PROBLEM TO SOLVE: Check each line of the records for "text"; collect those that have it.

Records about charts and figures:
---+---
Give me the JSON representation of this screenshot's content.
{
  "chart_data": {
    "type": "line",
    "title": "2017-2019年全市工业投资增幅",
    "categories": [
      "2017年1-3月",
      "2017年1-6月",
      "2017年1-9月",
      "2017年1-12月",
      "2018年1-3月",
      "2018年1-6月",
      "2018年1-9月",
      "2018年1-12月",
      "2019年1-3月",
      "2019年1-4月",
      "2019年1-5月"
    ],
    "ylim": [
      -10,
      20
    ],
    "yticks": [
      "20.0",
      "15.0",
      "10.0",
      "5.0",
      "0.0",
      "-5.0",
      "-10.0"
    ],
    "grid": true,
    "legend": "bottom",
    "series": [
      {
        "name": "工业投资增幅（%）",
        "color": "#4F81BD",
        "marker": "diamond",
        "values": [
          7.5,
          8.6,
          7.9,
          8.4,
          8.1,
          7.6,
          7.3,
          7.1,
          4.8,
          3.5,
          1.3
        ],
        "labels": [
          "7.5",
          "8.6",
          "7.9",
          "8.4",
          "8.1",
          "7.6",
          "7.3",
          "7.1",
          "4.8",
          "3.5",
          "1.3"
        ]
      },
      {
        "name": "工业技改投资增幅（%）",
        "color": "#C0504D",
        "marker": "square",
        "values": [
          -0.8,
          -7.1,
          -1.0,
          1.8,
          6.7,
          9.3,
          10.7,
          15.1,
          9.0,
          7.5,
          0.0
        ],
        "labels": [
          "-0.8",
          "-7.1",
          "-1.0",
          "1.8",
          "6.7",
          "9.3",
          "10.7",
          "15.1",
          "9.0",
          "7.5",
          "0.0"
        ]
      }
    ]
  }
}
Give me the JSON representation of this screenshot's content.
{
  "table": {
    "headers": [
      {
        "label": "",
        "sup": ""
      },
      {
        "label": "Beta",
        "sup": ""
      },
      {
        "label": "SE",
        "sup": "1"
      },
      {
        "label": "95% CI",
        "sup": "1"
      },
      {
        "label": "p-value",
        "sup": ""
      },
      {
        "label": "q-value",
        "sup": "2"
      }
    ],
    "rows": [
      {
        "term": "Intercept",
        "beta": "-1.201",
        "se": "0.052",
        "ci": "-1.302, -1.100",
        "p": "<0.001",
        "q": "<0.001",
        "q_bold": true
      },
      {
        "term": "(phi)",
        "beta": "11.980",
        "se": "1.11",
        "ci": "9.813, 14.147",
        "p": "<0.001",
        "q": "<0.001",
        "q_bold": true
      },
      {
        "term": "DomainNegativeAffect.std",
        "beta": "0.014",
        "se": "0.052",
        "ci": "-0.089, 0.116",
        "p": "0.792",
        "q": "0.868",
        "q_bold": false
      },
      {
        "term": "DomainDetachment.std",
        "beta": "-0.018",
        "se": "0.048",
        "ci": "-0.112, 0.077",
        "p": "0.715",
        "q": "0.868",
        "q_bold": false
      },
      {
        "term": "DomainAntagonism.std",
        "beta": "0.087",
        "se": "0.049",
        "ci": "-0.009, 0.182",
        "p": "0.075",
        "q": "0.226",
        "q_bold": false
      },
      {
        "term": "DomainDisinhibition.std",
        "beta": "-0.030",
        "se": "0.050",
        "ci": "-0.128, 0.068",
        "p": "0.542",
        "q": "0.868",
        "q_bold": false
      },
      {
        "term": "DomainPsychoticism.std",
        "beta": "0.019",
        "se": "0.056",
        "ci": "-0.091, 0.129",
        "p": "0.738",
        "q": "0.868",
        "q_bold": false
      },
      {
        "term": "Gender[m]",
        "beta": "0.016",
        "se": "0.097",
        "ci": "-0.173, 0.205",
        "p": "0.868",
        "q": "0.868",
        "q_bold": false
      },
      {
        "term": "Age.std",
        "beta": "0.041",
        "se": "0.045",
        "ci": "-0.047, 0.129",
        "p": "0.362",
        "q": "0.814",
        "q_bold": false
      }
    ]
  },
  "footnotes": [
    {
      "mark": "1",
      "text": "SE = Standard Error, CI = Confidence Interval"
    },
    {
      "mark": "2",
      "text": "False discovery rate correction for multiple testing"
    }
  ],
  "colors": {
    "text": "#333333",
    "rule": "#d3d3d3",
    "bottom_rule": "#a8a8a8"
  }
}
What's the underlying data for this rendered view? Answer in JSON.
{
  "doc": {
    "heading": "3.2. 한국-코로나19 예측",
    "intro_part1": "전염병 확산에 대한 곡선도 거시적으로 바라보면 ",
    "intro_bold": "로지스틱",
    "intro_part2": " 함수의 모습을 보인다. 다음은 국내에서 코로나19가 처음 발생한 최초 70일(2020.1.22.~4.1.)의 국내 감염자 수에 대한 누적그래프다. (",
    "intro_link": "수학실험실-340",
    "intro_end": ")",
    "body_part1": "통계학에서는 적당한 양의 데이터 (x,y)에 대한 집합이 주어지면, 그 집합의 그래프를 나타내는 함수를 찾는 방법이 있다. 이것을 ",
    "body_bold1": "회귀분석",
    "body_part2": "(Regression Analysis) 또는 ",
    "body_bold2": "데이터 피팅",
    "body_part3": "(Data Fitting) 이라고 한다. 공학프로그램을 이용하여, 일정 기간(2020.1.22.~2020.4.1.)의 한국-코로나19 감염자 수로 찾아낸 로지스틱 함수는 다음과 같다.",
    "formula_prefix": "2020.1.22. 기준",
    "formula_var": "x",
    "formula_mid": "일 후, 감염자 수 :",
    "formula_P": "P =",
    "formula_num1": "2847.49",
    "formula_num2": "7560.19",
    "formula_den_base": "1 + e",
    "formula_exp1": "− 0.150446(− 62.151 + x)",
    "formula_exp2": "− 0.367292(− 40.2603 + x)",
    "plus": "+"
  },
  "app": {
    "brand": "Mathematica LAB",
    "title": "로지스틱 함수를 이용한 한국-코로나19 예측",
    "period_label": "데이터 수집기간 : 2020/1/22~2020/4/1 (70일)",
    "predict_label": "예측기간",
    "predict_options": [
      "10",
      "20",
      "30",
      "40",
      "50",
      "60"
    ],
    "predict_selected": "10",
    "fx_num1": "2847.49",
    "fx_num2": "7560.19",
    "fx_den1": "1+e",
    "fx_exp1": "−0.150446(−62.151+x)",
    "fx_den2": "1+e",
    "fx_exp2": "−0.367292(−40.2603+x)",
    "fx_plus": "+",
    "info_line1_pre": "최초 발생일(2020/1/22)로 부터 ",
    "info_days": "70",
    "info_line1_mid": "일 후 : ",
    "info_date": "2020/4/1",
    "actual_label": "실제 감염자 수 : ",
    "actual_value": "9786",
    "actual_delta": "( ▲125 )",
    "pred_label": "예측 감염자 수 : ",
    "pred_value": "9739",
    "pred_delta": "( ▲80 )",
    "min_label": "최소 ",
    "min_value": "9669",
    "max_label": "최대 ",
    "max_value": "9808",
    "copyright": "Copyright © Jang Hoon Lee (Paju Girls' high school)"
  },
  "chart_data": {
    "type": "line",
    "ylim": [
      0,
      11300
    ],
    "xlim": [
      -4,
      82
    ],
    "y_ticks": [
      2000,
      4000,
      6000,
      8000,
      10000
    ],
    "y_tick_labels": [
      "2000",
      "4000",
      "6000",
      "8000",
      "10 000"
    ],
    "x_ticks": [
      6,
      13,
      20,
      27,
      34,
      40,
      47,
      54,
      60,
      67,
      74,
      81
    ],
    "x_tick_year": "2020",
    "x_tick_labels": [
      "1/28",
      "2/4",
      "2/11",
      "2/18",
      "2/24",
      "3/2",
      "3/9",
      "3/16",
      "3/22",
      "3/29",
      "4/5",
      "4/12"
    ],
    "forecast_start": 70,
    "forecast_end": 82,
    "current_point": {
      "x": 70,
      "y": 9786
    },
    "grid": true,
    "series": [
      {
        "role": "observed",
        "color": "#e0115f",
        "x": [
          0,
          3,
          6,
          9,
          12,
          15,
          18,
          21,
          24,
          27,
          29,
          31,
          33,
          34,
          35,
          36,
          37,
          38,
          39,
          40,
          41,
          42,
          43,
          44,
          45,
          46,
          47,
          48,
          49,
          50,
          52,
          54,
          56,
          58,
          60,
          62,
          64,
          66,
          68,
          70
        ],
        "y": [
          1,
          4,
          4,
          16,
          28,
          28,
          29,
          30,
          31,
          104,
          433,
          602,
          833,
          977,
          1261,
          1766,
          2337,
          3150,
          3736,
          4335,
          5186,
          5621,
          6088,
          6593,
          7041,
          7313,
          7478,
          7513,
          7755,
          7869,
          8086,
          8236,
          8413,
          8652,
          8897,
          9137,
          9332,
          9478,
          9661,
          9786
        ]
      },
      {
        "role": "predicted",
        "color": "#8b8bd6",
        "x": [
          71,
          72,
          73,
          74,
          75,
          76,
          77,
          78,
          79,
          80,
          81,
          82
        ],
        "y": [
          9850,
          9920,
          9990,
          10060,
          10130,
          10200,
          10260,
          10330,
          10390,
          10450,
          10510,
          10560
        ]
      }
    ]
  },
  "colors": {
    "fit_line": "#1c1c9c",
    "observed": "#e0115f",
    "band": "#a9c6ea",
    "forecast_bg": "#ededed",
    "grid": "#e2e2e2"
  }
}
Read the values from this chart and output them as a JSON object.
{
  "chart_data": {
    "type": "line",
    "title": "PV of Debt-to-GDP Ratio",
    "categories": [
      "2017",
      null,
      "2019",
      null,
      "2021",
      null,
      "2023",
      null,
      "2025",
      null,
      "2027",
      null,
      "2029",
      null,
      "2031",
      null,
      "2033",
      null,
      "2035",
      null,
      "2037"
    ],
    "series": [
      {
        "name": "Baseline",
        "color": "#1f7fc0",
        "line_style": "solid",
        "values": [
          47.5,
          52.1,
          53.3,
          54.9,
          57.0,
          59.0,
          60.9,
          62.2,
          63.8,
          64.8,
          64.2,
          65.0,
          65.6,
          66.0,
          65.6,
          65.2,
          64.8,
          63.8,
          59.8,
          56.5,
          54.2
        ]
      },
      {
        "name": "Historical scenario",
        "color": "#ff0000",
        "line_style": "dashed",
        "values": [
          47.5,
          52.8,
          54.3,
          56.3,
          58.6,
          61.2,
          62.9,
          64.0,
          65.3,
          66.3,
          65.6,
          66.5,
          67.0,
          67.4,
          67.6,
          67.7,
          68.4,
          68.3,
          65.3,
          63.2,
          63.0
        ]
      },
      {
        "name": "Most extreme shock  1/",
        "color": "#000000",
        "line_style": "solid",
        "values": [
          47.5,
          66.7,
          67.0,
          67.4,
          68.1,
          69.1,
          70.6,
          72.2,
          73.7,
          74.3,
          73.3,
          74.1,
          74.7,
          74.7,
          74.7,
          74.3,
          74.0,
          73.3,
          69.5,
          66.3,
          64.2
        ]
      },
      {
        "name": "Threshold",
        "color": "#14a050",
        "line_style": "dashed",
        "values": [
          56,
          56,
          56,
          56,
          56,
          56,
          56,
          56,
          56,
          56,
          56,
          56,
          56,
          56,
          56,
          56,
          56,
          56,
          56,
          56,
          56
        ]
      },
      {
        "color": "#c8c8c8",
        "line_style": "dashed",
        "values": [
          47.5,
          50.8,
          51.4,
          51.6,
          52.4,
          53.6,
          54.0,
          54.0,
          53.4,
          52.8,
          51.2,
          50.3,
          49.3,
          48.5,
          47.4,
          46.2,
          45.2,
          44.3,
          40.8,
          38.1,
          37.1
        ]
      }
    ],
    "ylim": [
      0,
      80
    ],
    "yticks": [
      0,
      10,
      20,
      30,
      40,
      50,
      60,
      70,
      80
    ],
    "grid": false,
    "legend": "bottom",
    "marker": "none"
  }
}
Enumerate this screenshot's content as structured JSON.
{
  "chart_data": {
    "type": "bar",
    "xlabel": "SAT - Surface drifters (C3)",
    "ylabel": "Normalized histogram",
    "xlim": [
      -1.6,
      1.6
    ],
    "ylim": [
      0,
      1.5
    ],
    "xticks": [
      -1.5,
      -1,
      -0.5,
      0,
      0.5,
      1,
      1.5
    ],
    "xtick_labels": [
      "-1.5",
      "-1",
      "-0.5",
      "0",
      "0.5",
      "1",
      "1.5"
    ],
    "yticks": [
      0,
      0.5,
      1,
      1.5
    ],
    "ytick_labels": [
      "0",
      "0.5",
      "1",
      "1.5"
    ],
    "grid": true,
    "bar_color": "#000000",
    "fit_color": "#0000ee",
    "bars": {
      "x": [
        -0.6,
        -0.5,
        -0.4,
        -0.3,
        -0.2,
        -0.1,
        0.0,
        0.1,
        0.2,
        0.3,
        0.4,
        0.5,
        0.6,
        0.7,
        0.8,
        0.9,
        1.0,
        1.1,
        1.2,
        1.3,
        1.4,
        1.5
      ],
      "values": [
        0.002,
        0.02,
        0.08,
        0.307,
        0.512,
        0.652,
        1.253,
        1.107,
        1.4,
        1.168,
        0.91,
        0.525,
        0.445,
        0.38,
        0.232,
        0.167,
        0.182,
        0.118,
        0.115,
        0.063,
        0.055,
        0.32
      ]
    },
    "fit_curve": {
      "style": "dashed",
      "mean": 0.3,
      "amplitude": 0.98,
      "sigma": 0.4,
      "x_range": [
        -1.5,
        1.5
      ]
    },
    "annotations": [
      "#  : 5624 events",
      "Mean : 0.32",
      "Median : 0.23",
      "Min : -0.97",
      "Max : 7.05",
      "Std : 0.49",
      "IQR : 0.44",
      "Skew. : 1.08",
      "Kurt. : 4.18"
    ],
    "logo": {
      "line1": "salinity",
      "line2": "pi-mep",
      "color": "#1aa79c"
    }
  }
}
---+---
SOLUTION TO THIS EXERCISE:
      "text": "SE = Standard Error, CI = Confidence Interval"
      "text": "False discovery rate correction for multiple testing"
    "text": "#333333",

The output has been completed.